19 сакавiка 2024, aўторак, 6:25
Падтрымайце
сайт
Сім сім,
Хартыя 97!
Рубрыкі

Мамы

31
Мамы
Ирина Халип

Памяти всех.

«Тот сын умер. Этот пропал. Детки мои. За что?..» Эти слова говорила Ульяна Захаренко моему папе восемь лет назад, когда он приехал из Германии и привез ей гостинцы от невестки и внучек. Она умерла на этой неделе. В стране Марадона и хоккейный крах, Лукашенко в расписном халате и тунеядский декрет. И известие о смерти Ульяны Захаренко едва прошелестело в нижних строчках новостных лент.

Ну да, жалко, конечно. Но не стоит особого внимания - не в расцвете лет, не от пули, а в своем доме, от старости, как предназначено природой. Да и 95, почти век – все-таки изрядно пожила, в отличие от многих, до пенсии не доживших.

■ **ПРЕДСТАВЛЕННЫЙ МАТЕРИАЛ**:
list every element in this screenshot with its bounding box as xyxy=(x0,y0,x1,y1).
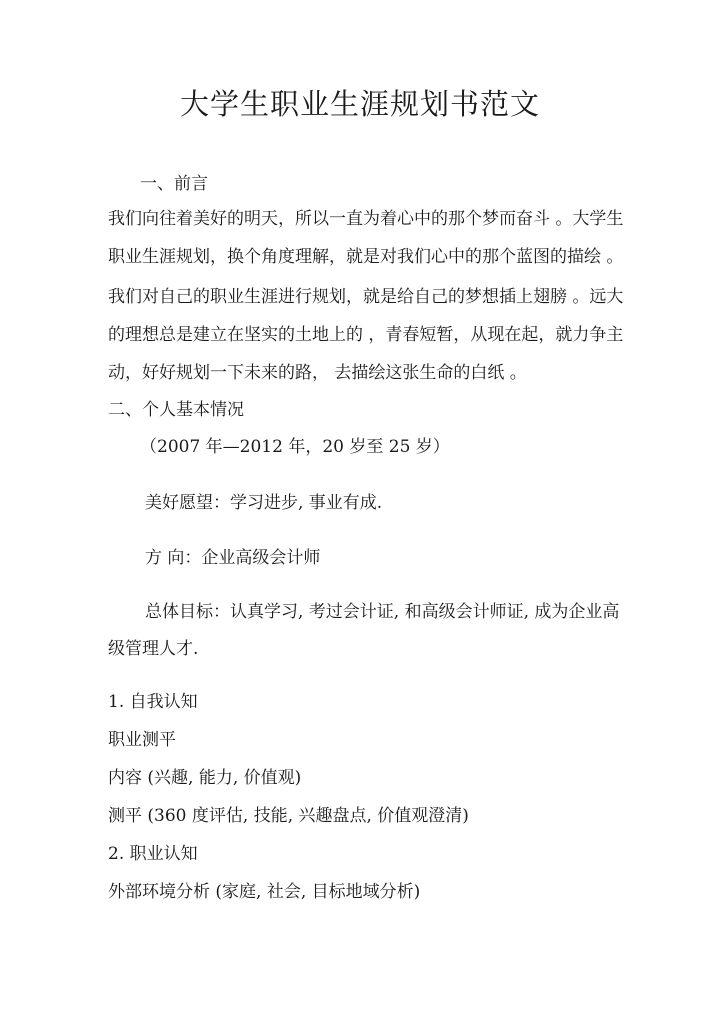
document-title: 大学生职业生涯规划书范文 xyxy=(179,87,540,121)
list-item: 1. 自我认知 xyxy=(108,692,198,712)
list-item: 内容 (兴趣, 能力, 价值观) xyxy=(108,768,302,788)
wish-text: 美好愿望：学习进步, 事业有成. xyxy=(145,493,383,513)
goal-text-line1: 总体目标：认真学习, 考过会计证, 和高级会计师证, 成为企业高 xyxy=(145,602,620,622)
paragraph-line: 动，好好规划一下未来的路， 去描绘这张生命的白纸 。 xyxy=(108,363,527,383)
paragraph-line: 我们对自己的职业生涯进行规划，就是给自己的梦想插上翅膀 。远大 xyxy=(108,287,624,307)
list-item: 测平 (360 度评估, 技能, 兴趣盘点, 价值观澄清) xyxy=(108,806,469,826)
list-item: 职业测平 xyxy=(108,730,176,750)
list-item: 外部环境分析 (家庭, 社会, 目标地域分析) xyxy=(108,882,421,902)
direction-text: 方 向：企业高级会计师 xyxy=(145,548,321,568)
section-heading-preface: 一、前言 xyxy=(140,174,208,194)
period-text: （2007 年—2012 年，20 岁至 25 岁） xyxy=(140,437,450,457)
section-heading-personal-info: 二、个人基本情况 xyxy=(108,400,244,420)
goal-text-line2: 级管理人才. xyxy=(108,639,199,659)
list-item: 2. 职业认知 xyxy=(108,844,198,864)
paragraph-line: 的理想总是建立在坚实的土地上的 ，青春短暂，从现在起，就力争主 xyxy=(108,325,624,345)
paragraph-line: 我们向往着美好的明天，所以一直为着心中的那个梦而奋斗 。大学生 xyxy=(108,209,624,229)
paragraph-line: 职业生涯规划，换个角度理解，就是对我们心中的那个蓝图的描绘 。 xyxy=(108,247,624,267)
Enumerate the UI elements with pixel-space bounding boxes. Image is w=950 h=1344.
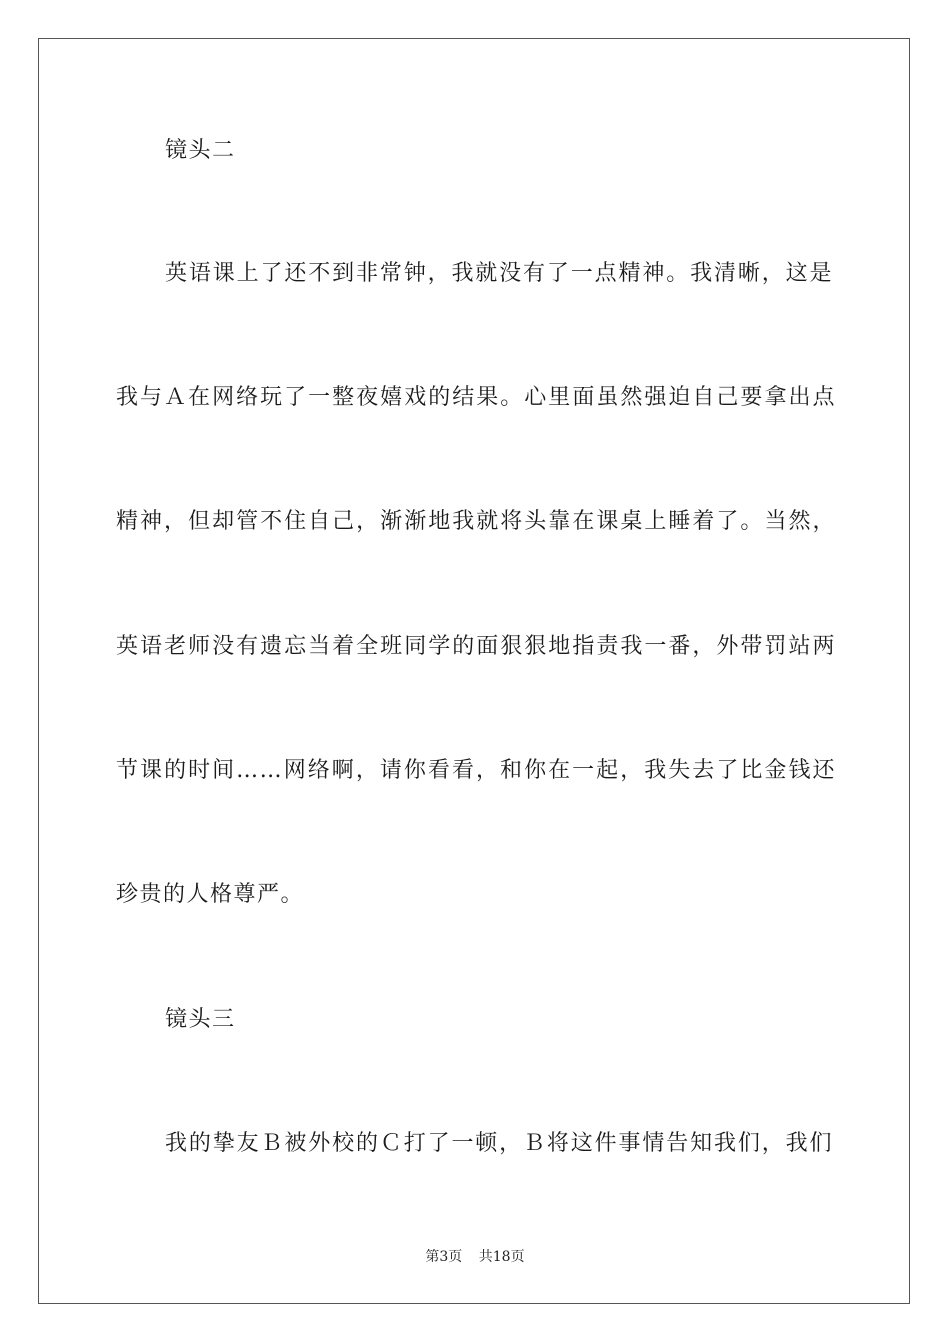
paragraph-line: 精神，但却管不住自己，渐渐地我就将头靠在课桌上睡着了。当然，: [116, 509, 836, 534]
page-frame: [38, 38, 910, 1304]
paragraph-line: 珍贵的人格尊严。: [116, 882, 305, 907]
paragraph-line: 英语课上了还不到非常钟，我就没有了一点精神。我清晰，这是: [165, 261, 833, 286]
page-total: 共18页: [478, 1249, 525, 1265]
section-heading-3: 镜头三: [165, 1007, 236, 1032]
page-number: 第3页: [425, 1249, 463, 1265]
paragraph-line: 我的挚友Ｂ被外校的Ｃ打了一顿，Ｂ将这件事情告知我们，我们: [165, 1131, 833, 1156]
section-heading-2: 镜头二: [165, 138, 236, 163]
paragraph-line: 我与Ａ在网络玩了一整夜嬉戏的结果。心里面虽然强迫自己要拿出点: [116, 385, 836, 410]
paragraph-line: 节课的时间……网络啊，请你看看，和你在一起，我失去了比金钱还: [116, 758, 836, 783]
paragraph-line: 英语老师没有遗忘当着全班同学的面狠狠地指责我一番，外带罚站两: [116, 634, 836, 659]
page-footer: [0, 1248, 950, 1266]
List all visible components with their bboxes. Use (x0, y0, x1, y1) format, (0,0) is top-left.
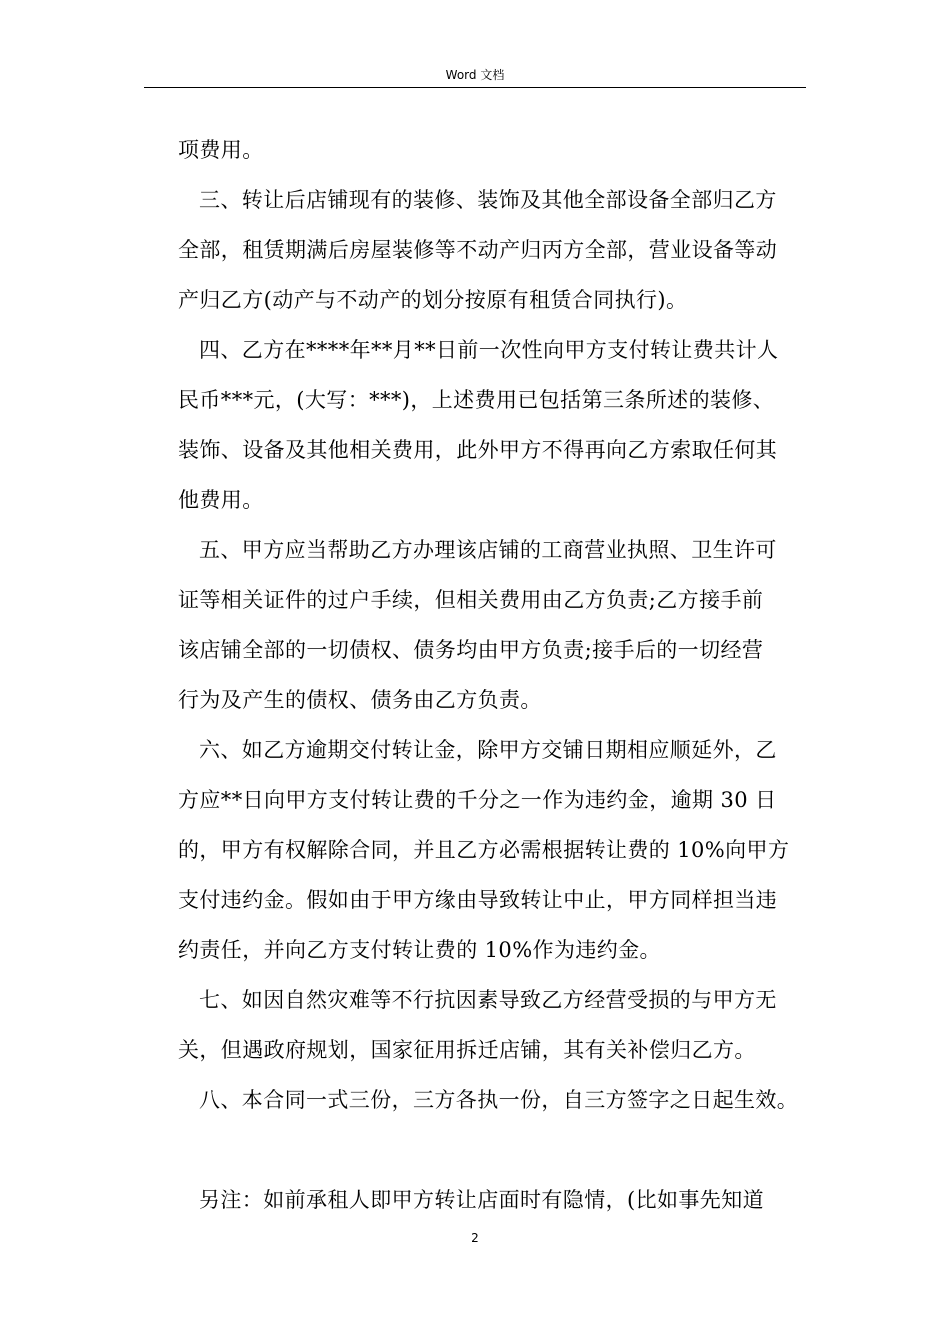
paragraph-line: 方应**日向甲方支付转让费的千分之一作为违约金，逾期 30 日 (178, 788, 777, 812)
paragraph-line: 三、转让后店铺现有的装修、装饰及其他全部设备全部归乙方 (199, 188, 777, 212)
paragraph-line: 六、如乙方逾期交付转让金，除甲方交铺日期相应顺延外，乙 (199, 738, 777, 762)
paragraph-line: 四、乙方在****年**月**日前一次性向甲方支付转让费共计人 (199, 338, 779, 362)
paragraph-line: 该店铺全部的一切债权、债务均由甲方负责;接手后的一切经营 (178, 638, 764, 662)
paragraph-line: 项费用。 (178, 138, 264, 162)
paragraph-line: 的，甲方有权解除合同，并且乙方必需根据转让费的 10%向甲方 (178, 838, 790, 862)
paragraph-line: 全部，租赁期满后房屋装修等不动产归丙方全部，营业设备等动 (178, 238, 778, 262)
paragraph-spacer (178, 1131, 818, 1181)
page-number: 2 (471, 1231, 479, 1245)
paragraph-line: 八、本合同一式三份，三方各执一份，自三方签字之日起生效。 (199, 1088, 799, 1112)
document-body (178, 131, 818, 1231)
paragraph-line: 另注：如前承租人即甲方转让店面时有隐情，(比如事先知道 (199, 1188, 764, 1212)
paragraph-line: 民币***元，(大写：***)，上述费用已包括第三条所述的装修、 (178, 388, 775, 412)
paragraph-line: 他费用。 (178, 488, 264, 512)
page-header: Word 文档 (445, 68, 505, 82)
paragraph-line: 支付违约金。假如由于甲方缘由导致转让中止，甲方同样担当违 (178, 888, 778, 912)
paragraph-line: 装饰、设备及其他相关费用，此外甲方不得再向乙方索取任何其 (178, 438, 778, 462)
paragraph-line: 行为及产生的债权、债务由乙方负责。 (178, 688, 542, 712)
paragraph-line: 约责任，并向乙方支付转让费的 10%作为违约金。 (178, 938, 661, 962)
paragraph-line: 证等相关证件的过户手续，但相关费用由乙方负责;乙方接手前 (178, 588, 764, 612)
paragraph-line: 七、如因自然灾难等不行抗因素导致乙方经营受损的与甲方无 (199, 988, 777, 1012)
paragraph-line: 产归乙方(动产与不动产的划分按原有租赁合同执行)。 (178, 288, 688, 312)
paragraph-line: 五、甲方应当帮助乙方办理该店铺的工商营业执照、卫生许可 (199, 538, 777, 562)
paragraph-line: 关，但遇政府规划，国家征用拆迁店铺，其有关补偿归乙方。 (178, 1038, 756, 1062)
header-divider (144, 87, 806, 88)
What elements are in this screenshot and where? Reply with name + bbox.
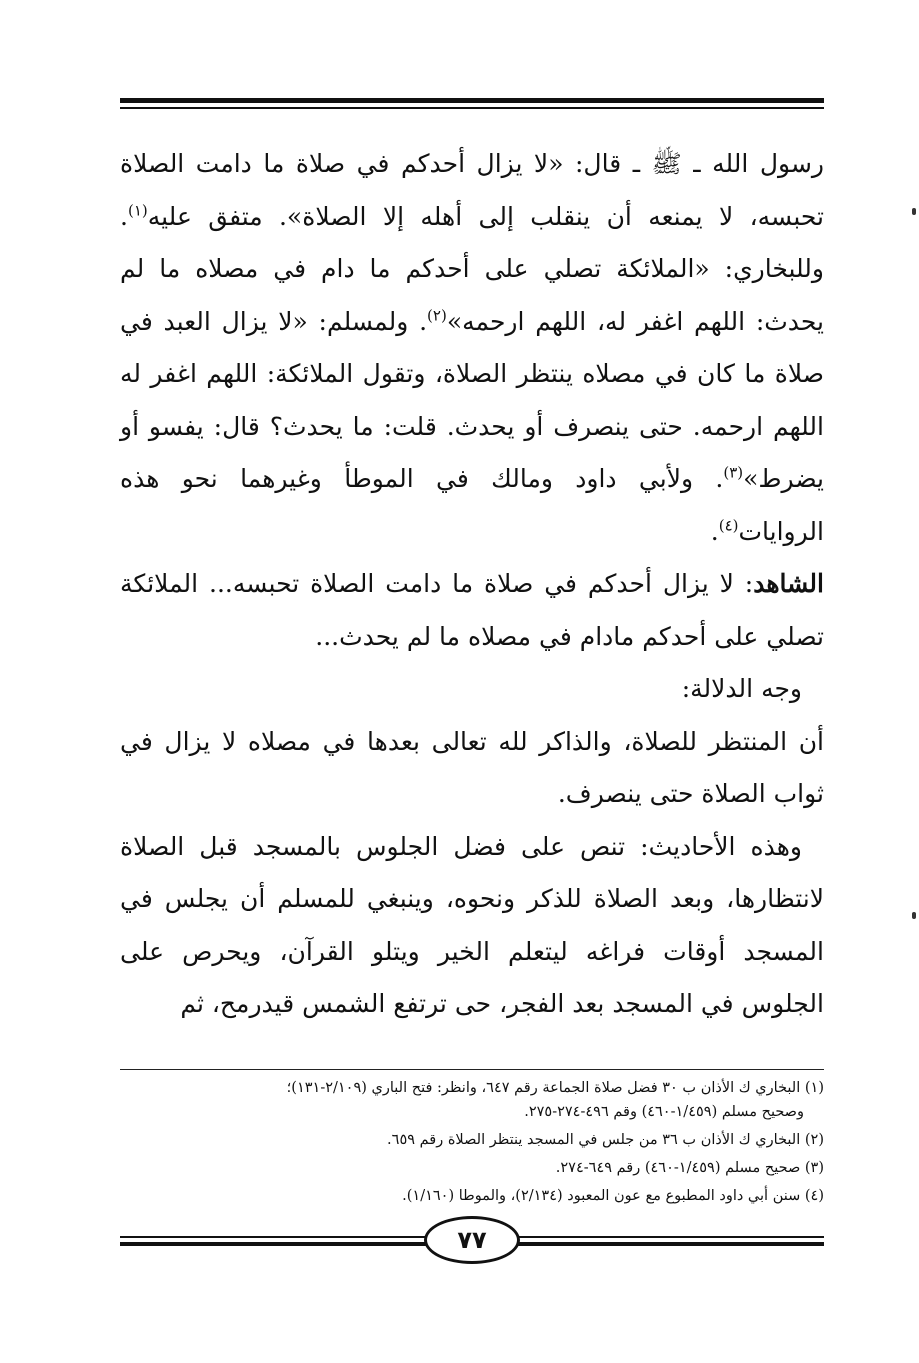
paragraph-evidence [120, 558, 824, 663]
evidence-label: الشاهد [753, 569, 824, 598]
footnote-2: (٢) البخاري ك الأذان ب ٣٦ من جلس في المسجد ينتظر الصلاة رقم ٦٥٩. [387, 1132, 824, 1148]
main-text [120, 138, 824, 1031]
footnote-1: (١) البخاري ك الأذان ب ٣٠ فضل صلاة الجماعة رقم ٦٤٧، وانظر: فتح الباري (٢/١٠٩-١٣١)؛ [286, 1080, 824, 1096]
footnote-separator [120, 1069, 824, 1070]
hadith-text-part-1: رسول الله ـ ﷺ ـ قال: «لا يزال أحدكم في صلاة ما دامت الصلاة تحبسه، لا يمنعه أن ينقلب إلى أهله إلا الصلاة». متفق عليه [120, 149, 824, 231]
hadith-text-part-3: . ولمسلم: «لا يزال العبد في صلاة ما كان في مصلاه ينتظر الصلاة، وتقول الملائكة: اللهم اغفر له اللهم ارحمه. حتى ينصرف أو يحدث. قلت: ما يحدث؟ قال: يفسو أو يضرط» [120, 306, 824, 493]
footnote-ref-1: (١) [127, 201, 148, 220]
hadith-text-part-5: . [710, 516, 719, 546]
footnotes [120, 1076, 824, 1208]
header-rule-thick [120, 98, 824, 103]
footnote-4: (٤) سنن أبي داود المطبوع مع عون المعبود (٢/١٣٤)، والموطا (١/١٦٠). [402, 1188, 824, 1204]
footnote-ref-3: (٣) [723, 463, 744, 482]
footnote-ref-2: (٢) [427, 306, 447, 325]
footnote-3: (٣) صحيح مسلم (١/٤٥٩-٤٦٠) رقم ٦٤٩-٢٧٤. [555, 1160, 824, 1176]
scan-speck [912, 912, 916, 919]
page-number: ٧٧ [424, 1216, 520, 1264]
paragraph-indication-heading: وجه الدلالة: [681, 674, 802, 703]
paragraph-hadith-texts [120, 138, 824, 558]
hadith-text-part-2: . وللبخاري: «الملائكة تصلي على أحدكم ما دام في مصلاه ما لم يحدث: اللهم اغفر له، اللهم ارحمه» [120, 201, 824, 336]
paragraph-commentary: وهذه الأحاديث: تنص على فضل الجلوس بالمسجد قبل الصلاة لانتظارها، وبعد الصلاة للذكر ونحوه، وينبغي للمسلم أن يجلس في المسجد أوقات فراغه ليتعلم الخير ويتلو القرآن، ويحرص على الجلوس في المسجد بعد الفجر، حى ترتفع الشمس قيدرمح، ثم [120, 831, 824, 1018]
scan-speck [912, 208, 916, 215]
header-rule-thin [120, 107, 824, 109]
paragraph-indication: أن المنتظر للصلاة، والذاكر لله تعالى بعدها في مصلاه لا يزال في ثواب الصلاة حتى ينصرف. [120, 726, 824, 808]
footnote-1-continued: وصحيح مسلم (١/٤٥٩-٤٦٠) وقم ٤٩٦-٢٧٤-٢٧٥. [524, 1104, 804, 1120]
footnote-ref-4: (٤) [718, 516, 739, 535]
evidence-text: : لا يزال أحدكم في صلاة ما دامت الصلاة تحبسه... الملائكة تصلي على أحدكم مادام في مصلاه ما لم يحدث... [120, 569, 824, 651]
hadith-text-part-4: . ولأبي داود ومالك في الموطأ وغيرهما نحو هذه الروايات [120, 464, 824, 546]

■ **ЧАСТИ ЗАДАНИЯ**:
1) Выведите из фрагмента страницы без изменений всё, начиная с «Памяти всех.» и вниз до «строчках новостных лент.».
2) Переведите на английский язык предложение из фрагмента страницы: «Эти слова говорила Ульяна Захаренко моему папе восемь лет назад, когда он приехал из Германии и привез ей гостинцы от невестки и внучек».
Записи представляют собой отдельный материал.

■ **ГОТОВЫЕ РЕШЕНИЯ**:
1)
Памяти всех.

«Тот сын умер. Этот пропал. Детки мои. За что?..» Эти слова говорила Ульяна Захаренко моему папе восемь лет назад, когда он приехал из Германии и привез ей гостинцы от невестки и внучек. Она умерла на этой неделе. В стране Марадона и хоккейный крах, Лукашенко в расписном халате и тунеядский декрет. И известие о смерти Ульяны Захаренко едва прошелестело в нижних строчках новостных лент.

2) Uliana Zakharenko said these words to my father eight years ago, when he came from Germany and brought her gifts from her daughter-in-law and granddaughters.